§ **Directions**: Quote every line below exactly as it reads.

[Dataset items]
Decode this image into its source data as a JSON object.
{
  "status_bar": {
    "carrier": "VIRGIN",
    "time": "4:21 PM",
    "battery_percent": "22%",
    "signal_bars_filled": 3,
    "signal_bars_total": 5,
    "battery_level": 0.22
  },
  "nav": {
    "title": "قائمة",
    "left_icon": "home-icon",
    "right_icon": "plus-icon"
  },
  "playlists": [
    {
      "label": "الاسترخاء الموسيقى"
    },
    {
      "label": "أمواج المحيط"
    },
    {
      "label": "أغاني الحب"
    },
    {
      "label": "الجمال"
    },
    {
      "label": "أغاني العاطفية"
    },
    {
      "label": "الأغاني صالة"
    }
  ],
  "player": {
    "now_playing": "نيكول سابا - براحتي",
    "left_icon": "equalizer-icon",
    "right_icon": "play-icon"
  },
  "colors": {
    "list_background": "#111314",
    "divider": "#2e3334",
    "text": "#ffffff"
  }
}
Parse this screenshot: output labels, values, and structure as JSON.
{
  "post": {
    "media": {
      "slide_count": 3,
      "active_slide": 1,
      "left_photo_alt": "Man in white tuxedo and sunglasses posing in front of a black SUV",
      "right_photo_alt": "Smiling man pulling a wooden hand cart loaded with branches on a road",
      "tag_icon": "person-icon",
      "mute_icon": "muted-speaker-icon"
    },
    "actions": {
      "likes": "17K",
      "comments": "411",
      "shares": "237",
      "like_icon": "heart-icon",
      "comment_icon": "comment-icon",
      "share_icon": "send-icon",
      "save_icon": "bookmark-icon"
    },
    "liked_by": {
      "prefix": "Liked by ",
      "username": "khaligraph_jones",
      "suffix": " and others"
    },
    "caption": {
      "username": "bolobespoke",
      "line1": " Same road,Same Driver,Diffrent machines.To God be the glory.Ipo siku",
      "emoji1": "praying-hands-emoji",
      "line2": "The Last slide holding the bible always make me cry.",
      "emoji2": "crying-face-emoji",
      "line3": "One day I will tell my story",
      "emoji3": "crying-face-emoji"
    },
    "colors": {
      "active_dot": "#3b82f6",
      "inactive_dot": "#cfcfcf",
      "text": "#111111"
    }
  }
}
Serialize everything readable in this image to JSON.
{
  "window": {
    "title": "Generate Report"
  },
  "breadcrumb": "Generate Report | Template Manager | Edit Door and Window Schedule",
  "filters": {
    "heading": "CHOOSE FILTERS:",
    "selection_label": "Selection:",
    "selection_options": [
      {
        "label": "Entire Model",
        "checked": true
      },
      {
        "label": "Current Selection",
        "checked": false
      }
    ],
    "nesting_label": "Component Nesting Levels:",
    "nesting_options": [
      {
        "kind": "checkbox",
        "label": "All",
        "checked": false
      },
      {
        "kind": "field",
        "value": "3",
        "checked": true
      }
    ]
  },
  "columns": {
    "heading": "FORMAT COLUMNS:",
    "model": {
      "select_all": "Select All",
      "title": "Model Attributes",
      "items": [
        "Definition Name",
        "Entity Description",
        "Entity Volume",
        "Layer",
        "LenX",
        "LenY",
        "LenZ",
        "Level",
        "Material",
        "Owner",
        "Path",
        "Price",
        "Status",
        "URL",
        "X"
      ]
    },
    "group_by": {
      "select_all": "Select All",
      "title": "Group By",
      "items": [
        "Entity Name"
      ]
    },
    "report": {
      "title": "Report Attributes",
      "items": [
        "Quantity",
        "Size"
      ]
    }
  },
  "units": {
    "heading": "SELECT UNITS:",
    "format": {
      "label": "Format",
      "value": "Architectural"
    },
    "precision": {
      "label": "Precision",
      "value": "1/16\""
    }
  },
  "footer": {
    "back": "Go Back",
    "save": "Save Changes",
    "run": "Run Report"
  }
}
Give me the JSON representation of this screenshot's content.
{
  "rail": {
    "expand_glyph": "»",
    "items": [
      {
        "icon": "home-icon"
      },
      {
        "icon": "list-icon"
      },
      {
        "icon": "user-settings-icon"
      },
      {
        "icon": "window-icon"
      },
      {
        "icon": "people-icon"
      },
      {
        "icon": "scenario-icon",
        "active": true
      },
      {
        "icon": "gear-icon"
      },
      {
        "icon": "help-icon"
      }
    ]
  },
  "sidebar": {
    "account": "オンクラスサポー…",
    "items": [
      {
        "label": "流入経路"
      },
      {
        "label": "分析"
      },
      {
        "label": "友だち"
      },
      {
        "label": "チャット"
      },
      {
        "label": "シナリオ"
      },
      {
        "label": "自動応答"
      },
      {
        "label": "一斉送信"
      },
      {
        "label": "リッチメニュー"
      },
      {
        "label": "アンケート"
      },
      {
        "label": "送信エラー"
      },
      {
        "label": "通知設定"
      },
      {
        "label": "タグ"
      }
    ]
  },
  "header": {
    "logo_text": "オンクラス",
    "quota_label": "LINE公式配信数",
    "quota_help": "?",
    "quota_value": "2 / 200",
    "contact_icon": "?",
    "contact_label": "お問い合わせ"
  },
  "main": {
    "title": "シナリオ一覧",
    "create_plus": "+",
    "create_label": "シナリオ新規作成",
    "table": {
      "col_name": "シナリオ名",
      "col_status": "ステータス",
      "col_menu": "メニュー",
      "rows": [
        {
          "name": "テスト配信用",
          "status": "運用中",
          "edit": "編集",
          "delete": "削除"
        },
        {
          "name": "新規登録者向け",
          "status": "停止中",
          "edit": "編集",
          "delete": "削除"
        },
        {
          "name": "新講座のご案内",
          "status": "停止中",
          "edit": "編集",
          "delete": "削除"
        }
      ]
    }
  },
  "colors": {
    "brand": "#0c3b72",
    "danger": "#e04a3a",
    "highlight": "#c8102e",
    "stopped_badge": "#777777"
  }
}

§ **Problem solution**:
Decode this image into its source data as a JSON object.
{
  "status_bar": {
    "carrier": "VIRGIN",
    "time": "4:21 PM",
    "battery_percent": "22%",
    "signal_bars_filled": 3,
    "signal_bars_total": 5,
    "battery_level": 0.22
  },
  "nav": {
    "title": "قائمة",
    "left_icon": "home-icon",
    "right_icon": "plus-icon"
  },
  "playlists": [
    {
      "label": "الاسترخاء الموسيقى"
    },
    {
      "label": "أمواج المحيط"
    },
    {
      "label": "أغاني الحب"
    },
    {
      "label": "الجمال"
    },
    {
      "label": "أغاني العاطفية"
    },
    {
      "label": "الأغاني صالة"
    }
  ],
  "player": {
    "now_playing": "نيكول سابا - براحتي",
    "left_icon": "equalizer-icon",
    "right_icon": "play-icon"
  },
  "colors": {
    "list_background": "#111314",
    "divider": "#2e3334",
    "text": "#ffffff"
  }
}
Parse this screenshot: output labels, values, and structure as JSON.
{
  "post": {
    "media": {
      "slide_count": 3,
      "active_slide": 1,
      "left_photo_alt": "Man in white tuxedo and sunglasses posing in front of a black SUV",
      "right_photo_alt": "Smiling man pulling a wooden hand cart loaded with branches on a road",
      "tag_icon": "person-icon",
      "mute_icon": "muted-speaker-icon"
    },
    "actions": {
      "likes": "17K",
      "comments": "411",
      "shares": "237",
      "like_icon": "heart-icon",
      "comment_icon": "comment-icon",
      "share_icon": "send-icon",
      "save_icon": "bookmark-icon"
    },
    "liked_by": {
      "prefix": "Liked by ",
      "username": "khaligraph_jones",
      "suffix": " and others"
    },
    "caption": {
      "username": "bolobespoke",
      "line1": " Same road,Same Driver,Diffrent machines.To God be the glory.Ipo siku",
      "emoji1": "praying-hands-emoji",
      "line2": "The Last slide holding the bible always make me cry.",
      "emoji2": "crying-face-emoji",
      "line3": "One day I will tell my story",
      "emoji3": "crying-face-emoji"
    },
    "colors": {
      "active_dot": "#3b82f6",
      "inactive_dot": "#cfcfcf",
      "text": "#111111"
    }
  }
}
Serialize everything readable in this image to JSON.
{
  "window": {
    "title": "Generate Report"
  },
  "breadcrumb": "Generate Report | Template Manager | Edit Door and Window Schedule",
  "filters": {
    "heading": "CHOOSE FILTERS:",
    "selection_label": "Selection:",
    "selection_options": [
      {
        "label": "Entire Model",
        "checked": true
      },
      {
        "label": "Current Selection",
        "checked": false
      }
    ],
    "nesting_label": "Component Nesting Levels:",
    "nesting_options": [
      {
        "kind": "checkbox",
        "label": "All",
        "checked": false
      },
      {
        "kind": "field",
        "value": "3",
        "checked": true
      }
    ]
  },
  "columns": {
    "heading": "FORMAT COLUMNS:",
    "model": {
      "select_all": "Select All",
      "title": "Model Attributes",
      "items": [
        "Definition Name",
        "Entity Description",
        "Entity Volume",
        "Layer",
        "LenX",
        "LenY",
        "LenZ",
        "Level",
        "Material",
        "Owner",
        "Path",
        "Price",
        "Status",
        "URL",
        "X"
      ]
    },
    "group_by": {
      "select_all": "Select All",
      "title": "Group By",
      "items": [
        "Entity Name"
      ]
    },
    "report": {
      "title": "Report Attributes",
      "items": [
        "Quantity",
        "Size"
      ]
    }
  },
  "units": {
    "heading": "SELECT UNITS:",
    "format": {
      "label": "Format",
      "value": "Architectural"
    },
    "precision": {
      "label": "Precision",
      "value": "1/16\""
    }
  },
  "footer": {
    "back": "Go Back",
    "save": "Save Changes",
    "run": "Run Report"
  }
}
Give me the JSON representation of this screenshot's content.
{
  "rail": {
    "expand_glyph": "»",
    "items": [
      {
        "icon": "home-icon"
      },
      {
        "icon": "list-icon"
      },
      {
        "icon": "user-settings-icon"
      },
      {
        "icon": "window-icon"
      },
      {
        "icon": "people-icon"
      },
      {
        "icon": "scenario-icon",
        "active": true
      },
      {
        "icon": "gear-icon"
      },
      {
        "icon": "help-icon"
      }
    ]
  },
  "sidebar": {
    "account": "オンクラスサポー…",
    "items": [
      {
        "label": "流入経路"
      },
      {
        "label": "分析"
      },
      {
        "label": "友だち"
      },
      {
        "label": "チャット"
      },
      {
        "label": "シナリオ"
      },
      {
        "label": "自動応答"
      },
      {
        "label": "一斉送信"
      },
      {
        "label": "リッチメニュー"
      },
      {
        "label": "アンケート"
      },
      {
        "label": "送信エラー"
      },
      {
        "label": "通知設定"
      },
      {
        "label": "タグ"
      }
    ]
  },
  "header": {
    "logo_text": "オンクラス",
    "quota_label": "LINE公式配信数",
    "quota_help": "?",
    "quota_value": "2 / 200",
    "contact_icon": "?",
    "contact_label": "お問い合わせ"
  },
  "main": {
    "title": "シナリオ一覧",
    "create_plus": "+",
    "create_label": "シナリオ新規作成",
    "table": {
      "col_name": "シナリオ名",
      "col_status": "ステータス",
      "col_menu": "メニュー",
      "rows": [
        {
          "name": "テスト配信用",
          "status": "運用中",
          "edit": "編集",
          "delete": "削除"
        },
        {
          "name": "新規登録者向け",
          "status": "停止中",
          "edit": "編集",
          "delete": "削除"
        },
        {
          "name": "新講座のご案内",
          "status": "停止中",
          "edit": "編集",
          "delete": "削除"
        }
      ]
    }
  },
  "colors": {
    "brand": "#0c3b72",
    "danger": "#e04a3a",
    "highlight": "#c8102e",
    "stopped_badge": "#777777"
  }
}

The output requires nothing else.